**Exercise**
Wherever the string "Authentication" appears, copy the whole line.

**Input for this task**
= = = = =

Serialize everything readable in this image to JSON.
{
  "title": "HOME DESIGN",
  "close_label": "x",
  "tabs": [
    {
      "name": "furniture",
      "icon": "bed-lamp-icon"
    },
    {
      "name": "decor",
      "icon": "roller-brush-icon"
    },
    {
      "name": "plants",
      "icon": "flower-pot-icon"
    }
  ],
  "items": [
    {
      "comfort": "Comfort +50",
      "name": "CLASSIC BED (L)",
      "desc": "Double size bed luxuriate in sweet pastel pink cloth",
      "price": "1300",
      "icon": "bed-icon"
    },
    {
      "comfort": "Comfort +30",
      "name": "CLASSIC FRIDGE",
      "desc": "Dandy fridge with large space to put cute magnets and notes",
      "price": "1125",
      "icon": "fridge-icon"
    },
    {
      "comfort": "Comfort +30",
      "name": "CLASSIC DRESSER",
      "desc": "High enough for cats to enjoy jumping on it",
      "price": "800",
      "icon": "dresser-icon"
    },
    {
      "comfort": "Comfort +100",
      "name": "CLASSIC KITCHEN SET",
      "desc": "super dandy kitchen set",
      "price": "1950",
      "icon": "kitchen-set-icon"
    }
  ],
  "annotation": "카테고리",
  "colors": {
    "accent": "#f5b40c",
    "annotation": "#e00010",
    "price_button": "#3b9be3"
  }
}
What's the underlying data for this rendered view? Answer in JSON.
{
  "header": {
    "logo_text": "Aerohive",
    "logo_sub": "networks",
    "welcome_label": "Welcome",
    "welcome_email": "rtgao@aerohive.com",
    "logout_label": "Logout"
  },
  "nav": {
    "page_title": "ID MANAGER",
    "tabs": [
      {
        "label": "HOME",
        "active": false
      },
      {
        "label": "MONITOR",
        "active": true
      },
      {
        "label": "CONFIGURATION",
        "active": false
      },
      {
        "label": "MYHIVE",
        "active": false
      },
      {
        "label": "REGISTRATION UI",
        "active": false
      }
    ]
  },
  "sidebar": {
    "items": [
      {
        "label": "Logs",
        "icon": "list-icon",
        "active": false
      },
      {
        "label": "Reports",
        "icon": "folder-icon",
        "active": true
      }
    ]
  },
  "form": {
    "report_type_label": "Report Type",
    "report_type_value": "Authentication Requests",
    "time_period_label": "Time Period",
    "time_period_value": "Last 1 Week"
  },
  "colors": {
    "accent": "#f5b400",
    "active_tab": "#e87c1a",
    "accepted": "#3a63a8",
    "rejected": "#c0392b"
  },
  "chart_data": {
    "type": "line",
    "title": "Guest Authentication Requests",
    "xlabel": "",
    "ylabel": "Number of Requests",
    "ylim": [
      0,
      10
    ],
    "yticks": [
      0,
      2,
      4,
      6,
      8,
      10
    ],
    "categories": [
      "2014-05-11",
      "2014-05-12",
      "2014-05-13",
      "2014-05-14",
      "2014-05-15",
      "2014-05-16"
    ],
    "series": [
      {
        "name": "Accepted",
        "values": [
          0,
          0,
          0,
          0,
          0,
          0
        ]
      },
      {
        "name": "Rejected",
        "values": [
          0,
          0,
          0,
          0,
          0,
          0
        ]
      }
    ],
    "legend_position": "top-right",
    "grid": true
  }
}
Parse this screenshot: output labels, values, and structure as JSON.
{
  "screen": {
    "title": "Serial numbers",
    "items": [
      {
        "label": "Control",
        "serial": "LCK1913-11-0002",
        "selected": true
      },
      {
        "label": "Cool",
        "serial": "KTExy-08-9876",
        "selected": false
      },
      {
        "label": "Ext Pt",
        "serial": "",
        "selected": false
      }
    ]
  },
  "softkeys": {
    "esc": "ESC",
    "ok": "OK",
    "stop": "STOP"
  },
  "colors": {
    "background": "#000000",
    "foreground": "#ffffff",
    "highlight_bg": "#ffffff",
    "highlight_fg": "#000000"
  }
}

= = = = =

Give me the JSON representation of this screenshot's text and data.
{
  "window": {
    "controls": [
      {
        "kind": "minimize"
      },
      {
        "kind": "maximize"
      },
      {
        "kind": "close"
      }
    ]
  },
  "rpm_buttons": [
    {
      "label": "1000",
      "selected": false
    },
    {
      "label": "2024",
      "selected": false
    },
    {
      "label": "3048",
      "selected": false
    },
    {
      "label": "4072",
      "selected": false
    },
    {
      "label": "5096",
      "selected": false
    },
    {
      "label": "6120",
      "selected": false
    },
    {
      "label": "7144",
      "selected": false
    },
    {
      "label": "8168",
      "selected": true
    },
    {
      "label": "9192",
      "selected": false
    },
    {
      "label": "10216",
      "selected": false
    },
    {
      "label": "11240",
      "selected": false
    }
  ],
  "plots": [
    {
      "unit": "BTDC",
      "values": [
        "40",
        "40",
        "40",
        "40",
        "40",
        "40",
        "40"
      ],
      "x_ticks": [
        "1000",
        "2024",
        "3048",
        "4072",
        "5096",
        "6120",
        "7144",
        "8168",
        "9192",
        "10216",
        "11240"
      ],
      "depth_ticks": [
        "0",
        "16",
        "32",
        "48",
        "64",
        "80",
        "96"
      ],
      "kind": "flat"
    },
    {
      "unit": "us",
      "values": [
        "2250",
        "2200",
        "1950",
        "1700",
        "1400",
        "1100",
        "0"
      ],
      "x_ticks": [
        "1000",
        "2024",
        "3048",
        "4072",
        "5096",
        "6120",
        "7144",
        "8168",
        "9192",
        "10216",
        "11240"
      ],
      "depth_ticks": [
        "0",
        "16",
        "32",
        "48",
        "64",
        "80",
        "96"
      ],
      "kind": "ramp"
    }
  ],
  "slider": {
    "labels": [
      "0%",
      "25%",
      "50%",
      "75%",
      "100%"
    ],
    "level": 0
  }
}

= = = = =

**Complete response**
    "report_type_value": "Authentication Requests",
    "title": "Guest Authentication Requests",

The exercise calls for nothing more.